[START]

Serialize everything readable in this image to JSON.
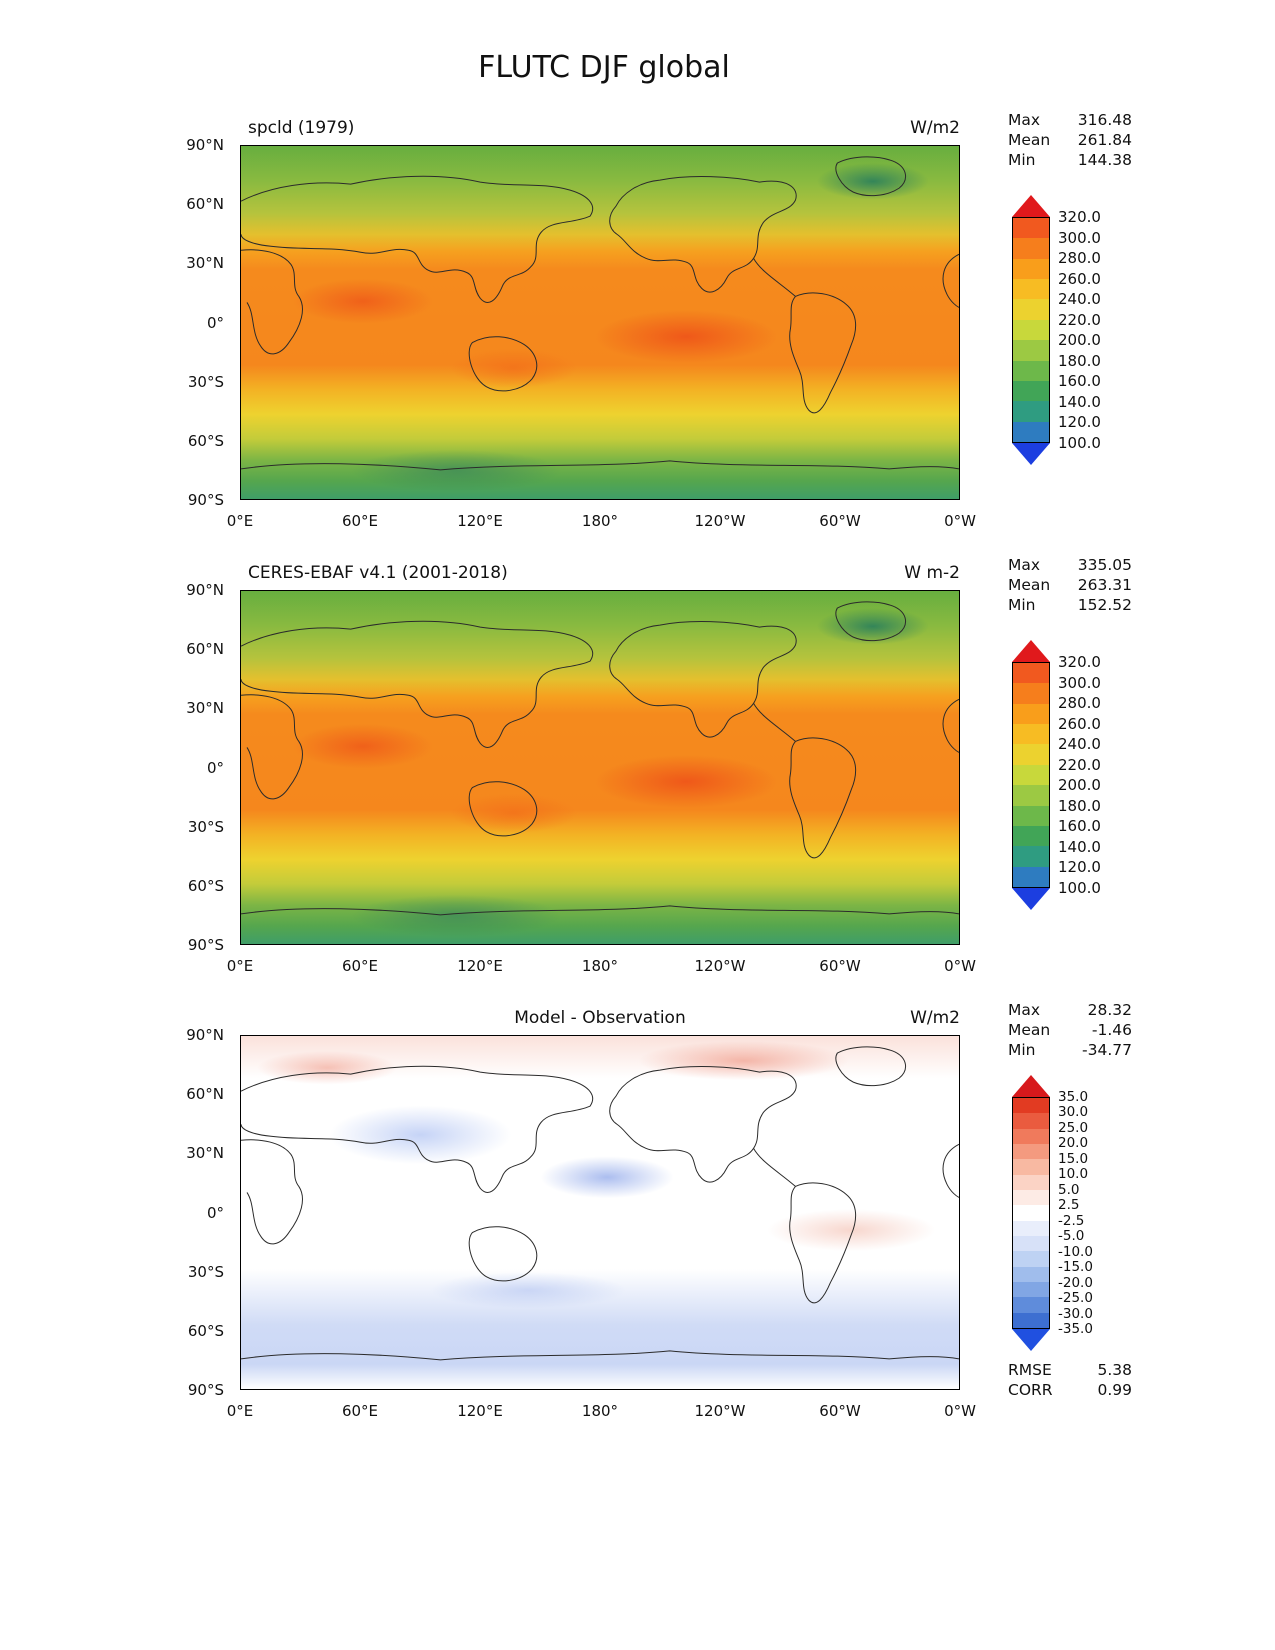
{
  "figure": {
    "title": "FLUTC DJF global"
  },
  "axes": {
    "lon_ticks": [
      "0°E",
      "60°E",
      "120°E",
      "180°",
      "120°W",
      "60°W",
      "0°W"
    ],
    "lat_ticks": [
      "90°N",
      "60°N",
      "30°N",
      "0°",
      "30°S",
      "60°S",
      "90°S"
    ]
  },
  "panels": [
    {
      "title": "spcld (1979)",
      "units": "W/m2",
      "stats": [
        {
          "label": "Max",
          "value": "316.48"
        },
        {
          "label": "Mean",
          "value": "261.84"
        },
        {
          "label": "Min",
          "value": "144.38"
        }
      ],
      "colorbar": {
        "labels": [
          "320.0",
          "300.0",
          "280.0",
          "260.0",
          "240.0",
          "220.0",
          "200.0",
          "180.0",
          "160.0",
          "140.0",
          "120.0",
          "100.0"
        ],
        "colors": [
          "#f1591f",
          "#f67e1c",
          "#f99e1b",
          "#f7bc23",
          "#ecd22f",
          "#c8d83b",
          "#9cc943",
          "#6db84a",
          "#41a557",
          "#2f9c81",
          "#2e7cc0"
        ],
        "arrow_top": "#e0191c",
        "arrow_bottom": "#1c3ee0"
      }
    },
    {
      "title": "CERES-EBAF v4.1 (2001-2018)",
      "units": "W m-2",
      "stats": [
        {
          "label": "Max",
          "value": "335.05"
        },
        {
          "label": "Mean",
          "value": "263.31"
        },
        {
          "label": "Min",
          "value": "152.52"
        }
      ],
      "colorbar": {
        "labels": [
          "320.0",
          "300.0",
          "280.0",
          "260.0",
          "240.0",
          "220.0",
          "200.0",
          "180.0",
          "160.0",
          "140.0",
          "120.0",
          "100.0"
        ],
        "colors": [
          "#f1591f",
          "#f67e1c",
          "#f99e1b",
          "#f7bc23",
          "#ecd22f",
          "#c8d83b",
          "#9cc943",
          "#6db84a",
          "#41a557",
          "#2f9c81",
          "#2e7cc0"
        ],
        "arrow_top": "#e0191c",
        "arrow_bottom": "#1c3ee0"
      }
    },
    {
      "title": "Model - Observation",
      "units": "W/m2",
      "stats": [
        {
          "label": "Max",
          "value": "28.32"
        },
        {
          "label": "Mean",
          "value": "-1.46"
        },
        {
          "label": "Min",
          "value": "-34.77"
        }
      ],
      "colorbar": {
        "labels": [
          "35.0",
          "30.0",
          "25.0",
          "20.0",
          "15.0",
          "10.0",
          "5.0",
          "2.5",
          "-2.5",
          "-5.0",
          "-10.0",
          "-15.0",
          "-20.0",
          "-25.0",
          "-30.0",
          "-35.0"
        ],
        "colors": [
          "#e23b22",
          "#ea5b3f",
          "#f07a5c",
          "#f49a7f",
          "#f8b9a2",
          "#fbd3c5",
          "#fdebe5",
          "#ffffff",
          "#e9eefb",
          "#d7e1f8",
          "#bed2f3",
          "#a0bdec",
          "#81a6e4",
          "#5f8cdb",
          "#3d6fd1"
        ],
        "arrow_top": "#d7191c",
        "arrow_bottom": "#2050e0"
      },
      "extra_stats": [
        {
          "label": "RMSE",
          "value": "5.38"
        },
        {
          "label": "CORR",
          "value": "0.99"
        }
      ]
    }
  ],
  "chart_data": [
    {
      "type": "heatmap",
      "title": "spcld (1979)",
      "units": "W/m2",
      "x_ticks": [
        "0°E",
        "60°E",
        "120°E",
        "180°",
        "120°W",
        "60°W",
        "0°W"
      ],
      "y_ticks": [
        "90°N",
        "60°N",
        "30°N",
        "0°",
        "30°S",
        "60°S",
        "90°S"
      ],
      "x_range_deg_east": [
        0,
        360
      ],
      "y_range_deg": [
        -90,
        90
      ],
      "stats": {
        "max": 316.48,
        "mean": 261.84,
        "min": 144.38
      },
      "colorbar_levels": [
        100,
        120,
        140,
        160,
        180,
        200,
        220,
        240,
        260,
        280,
        300,
        320
      ],
      "zonal_mean_estimate": {
        "lat": [
          90,
          75,
          60,
          45,
          30,
          15,
          0,
          -15,
          -30,
          -45,
          -60,
          -75,
          -90
        ],
        "value": [
          175,
          195,
          215,
          250,
          280,
          295,
          298,
          293,
          283,
          262,
          238,
          205,
          180
        ]
      }
    },
    {
      "type": "heatmap",
      "title": "CERES-EBAF v4.1 (2001-2018)",
      "units": "W m-2",
      "x_ticks": [
        "0°E",
        "60°E",
        "120°E",
        "180°",
        "120°W",
        "60°W",
        "0°W"
      ],
      "y_ticks": [
        "90°N",
        "60°N",
        "30°N",
        "0°",
        "30°S",
        "60°S",
        "90°S"
      ],
      "x_range_deg_east": [
        0,
        360
      ],
      "y_range_deg": [
        -90,
        90
      ],
      "stats": {
        "max": 335.05,
        "mean": 263.31,
        "min": 152.52
      },
      "colorbar_levels": [
        100,
        120,
        140,
        160,
        180,
        200,
        220,
        240,
        260,
        280,
        300,
        320
      ],
      "zonal_mean_estimate": {
        "lat": [
          90,
          75,
          60,
          45,
          30,
          15,
          0,
          -15,
          -30,
          -45,
          -60,
          -75,
          -90
        ],
        "value": [
          180,
          198,
          218,
          252,
          282,
          296,
          299,
          294,
          285,
          264,
          240,
          208,
          188
        ]
      }
    },
    {
      "type": "heatmap",
      "title": "Model - Observation",
      "units": "W/m2",
      "x_ticks": [
        "0°E",
        "60°E",
        "120°E",
        "180°",
        "120°W",
        "60°W",
        "0°W"
      ],
      "y_ticks": [
        "90°N",
        "60°N",
        "30°N",
        "0°",
        "30°S",
        "60°S",
        "90°S"
      ],
      "x_range_deg_east": [
        0,
        360
      ],
      "y_range_deg": [
        -90,
        90
      ],
      "stats": {
        "max": 28.32,
        "mean": -1.46,
        "min": -34.77
      },
      "rmse": 5.38,
      "corr": 0.99,
      "colorbar_levels": [
        -35,
        -30,
        -25,
        -20,
        -15,
        -10,
        -5,
        -2.5,
        2.5,
        5,
        10,
        15,
        20,
        25,
        30,
        35
      ],
      "zonal_mean_estimate": {
        "lat": [
          90,
          75,
          60,
          45,
          30,
          15,
          0,
          -15,
          -30,
          -45,
          -60,
          -75,
          -90
        ],
        "value": [
          3,
          -2,
          -4,
          -3,
          -4,
          -3,
          -2,
          -3,
          -4,
          -6,
          -7,
          -5,
          -8
        ]
      }
    }
  ]
}
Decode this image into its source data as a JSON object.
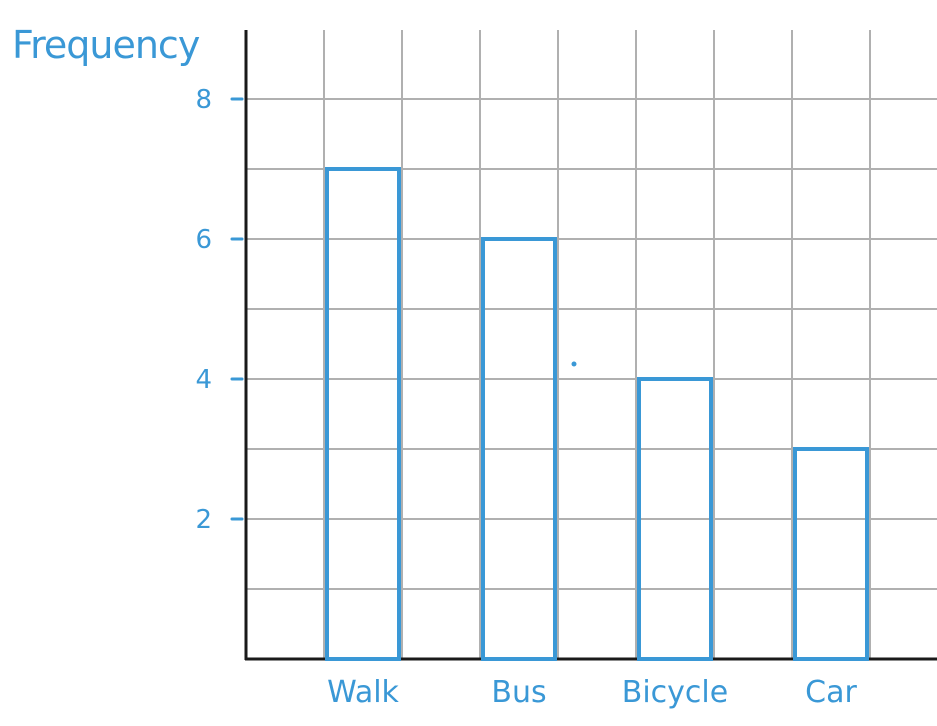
{
  "chart_data": {
    "type": "bar",
    "ylabel": "Frequency",
    "xlabel": "",
    "categories": [
      "Walk",
      "Bus",
      "Bicycle",
      "Car"
    ],
    "values": [
      7,
      6,
      4,
      3
    ],
    "ylim": [
      0,
      9
    ],
    "yticks": [
      2,
      4,
      6,
      8
    ],
    "ytick_labels": [
      "2",
      "4",
      "6",
      "8"
    ],
    "grid": true,
    "colors": {
      "bars": "#3a98d6",
      "grid": "#b0b0b0",
      "axis": "#1a1a1a",
      "text": "#3a98d6"
    }
  }
}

[END]

Task to complete => Go through the records and pull out each line that includes the word "JSON".

Written response =>
Serialize everything readable in this image to JSON.
Decode this image into its source data as a JSON object.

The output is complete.